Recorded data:
===
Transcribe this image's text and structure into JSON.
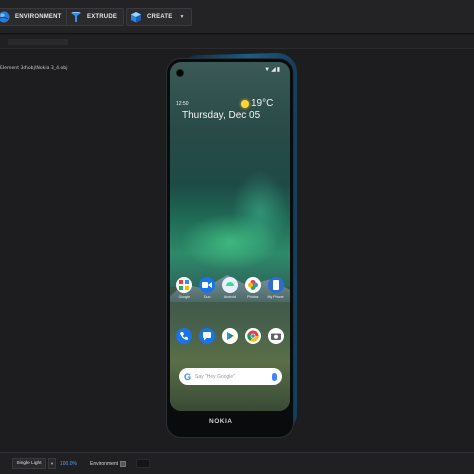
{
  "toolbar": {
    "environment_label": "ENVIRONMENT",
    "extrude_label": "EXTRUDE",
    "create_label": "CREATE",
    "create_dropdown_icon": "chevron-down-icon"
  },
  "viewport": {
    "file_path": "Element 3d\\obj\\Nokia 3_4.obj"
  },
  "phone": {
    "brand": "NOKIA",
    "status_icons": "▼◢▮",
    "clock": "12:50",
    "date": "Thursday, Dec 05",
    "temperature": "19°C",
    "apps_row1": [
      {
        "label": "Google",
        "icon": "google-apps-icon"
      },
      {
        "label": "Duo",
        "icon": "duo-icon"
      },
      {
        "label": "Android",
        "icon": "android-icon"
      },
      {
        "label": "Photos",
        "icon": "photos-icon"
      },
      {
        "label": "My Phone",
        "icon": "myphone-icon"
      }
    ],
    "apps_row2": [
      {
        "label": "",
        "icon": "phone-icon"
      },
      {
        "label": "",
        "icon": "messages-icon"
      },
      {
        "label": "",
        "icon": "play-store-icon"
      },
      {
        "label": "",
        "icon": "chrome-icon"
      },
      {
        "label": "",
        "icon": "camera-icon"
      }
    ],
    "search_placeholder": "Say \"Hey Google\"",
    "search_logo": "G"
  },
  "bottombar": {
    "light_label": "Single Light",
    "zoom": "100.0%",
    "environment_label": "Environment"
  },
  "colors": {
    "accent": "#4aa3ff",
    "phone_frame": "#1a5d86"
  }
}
===
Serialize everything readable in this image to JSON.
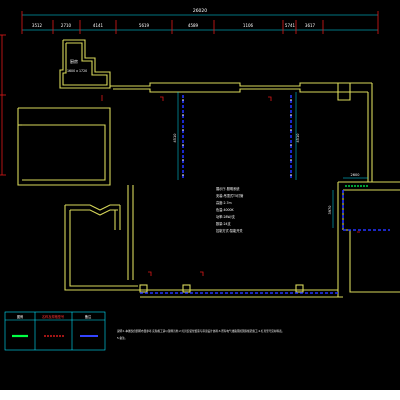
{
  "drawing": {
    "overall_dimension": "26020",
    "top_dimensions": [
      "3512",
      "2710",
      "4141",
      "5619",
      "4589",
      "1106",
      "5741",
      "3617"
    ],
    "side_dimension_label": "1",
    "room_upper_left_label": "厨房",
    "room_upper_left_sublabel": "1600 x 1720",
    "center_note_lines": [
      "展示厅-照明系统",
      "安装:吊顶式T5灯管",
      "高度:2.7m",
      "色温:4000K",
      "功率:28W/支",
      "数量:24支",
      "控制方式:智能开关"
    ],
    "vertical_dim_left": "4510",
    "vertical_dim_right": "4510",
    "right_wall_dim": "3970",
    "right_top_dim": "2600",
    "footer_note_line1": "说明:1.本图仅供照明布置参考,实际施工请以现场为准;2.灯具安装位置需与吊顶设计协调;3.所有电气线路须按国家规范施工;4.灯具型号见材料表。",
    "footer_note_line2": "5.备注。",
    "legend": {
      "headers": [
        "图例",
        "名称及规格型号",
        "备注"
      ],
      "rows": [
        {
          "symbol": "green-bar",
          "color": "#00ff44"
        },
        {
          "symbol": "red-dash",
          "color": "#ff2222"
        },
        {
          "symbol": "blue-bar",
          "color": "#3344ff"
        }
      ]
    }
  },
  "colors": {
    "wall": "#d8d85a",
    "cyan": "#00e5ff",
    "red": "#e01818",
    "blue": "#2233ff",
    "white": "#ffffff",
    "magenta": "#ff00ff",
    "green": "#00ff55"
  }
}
===
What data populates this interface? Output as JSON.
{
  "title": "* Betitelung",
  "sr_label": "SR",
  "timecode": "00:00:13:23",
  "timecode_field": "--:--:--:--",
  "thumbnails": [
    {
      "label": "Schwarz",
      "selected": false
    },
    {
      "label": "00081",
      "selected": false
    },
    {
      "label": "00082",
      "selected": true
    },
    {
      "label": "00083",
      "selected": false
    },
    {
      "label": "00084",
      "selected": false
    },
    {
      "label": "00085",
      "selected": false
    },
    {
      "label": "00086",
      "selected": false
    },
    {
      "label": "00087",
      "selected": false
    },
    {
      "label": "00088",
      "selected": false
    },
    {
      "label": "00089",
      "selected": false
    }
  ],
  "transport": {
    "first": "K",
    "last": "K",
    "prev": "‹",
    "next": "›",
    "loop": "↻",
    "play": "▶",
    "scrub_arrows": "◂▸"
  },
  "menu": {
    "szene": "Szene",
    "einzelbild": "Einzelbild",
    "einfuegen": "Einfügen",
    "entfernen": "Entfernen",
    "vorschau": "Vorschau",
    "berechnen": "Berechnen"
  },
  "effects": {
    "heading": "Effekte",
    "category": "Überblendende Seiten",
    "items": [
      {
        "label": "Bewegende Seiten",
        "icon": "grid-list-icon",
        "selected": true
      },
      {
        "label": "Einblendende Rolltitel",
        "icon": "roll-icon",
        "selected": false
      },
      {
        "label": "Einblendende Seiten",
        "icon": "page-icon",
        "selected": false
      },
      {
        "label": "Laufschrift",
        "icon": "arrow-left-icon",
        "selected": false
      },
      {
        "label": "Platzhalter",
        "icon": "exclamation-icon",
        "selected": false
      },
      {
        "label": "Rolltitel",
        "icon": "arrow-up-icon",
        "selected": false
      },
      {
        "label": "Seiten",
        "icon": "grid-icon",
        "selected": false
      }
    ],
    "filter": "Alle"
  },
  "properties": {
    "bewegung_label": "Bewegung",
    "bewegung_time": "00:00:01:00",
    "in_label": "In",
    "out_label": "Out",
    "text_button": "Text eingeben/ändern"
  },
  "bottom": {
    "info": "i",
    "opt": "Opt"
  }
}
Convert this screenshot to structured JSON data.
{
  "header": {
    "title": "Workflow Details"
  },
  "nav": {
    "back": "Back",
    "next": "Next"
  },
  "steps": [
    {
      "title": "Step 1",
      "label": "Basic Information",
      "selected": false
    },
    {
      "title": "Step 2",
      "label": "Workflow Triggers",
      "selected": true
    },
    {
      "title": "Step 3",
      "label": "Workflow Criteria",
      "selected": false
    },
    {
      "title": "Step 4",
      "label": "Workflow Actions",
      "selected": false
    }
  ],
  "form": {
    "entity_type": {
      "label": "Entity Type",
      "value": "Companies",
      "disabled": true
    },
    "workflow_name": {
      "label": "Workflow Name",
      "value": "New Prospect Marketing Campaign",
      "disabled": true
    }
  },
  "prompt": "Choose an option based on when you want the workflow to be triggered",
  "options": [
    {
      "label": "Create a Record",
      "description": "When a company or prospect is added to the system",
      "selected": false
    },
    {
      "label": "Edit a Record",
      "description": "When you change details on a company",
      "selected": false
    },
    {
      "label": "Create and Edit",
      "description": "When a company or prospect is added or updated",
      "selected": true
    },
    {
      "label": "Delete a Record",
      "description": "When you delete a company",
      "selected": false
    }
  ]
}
===
> Problem
Select the lines in this material that hold the word "symbol", leaving none out.

> Output for this exercise
          "symbol": "green-bar",
          "symbol": "red-dash",
          "symbol": "blue-bar",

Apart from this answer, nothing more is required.